>>

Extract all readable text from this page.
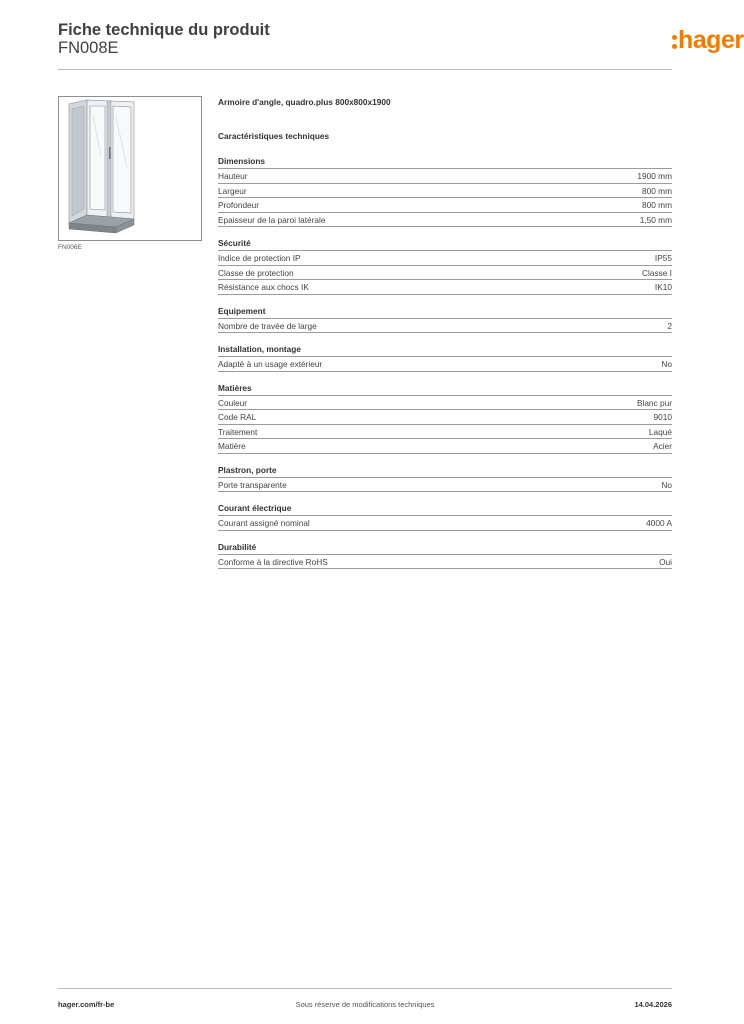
Fiche technique du produit
FN008E	hager
FN006E
Armoire d'angle, quadro.plus 800x800x1900
Caractéristiques techniques
Dimensions
Hauteur	1900 mm
Largeur	800 mm
Profondeur	800 mm
Epaisseur de la paroi latérale	1,50 mm
Sécurité
Indice de protection IP	IP55
Classe de protection	Classe I
Résistance aux chocs IK	IK10
Equipement
Nombre de travée de large	2
Installation, montage
Adapté à un usage extérieur	No
Matières
Couleur	Blanc pur
Code RAL	9010
Traitement	Laqué
Matière	Acier
Plastron, porte
Porte transparente	No
Courant électrique
Courant assigné nominal	4000 A
Durabilité
Conforme à la directive RoHS	Oui
hager.com/fr-be	Sous réserve de modifications techniques	14.04.2026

<<

#### [Problem to solve]
Transcribe the material exactly, leaving every picture out.

#### [Task answer]
Extract all readable text from this page.
Fiche technique du produit
FN008E	hager
FN006E
Armoire d'angle, quadro.plus 800x800x1900
Caractéristiques techniques
Dimensions
Hauteur	1900 mm
Largeur	800 mm
Profondeur	800 mm
Epaisseur de la paroi latérale	1,50 mm
Sécurité
Indice de protection IP	IP55
Classe de protection	Classe I
Résistance aux chocs IK	IK10
Equipement
Nombre de travée de large	2
Installation, montage
Adapté à un usage extérieur	No
Matières
Couleur	Blanc pur
Code RAL	9010
Traitement	Laqué
Matière	Acier
Plastron, porte
Porte transparente	No
Courant électrique
Courant assigné nominal	4000 A
Durabilité
Conforme à la directive RoHS	Oui
hager.com/fr-be	Sous réserve de modifications techniques	14.04.2026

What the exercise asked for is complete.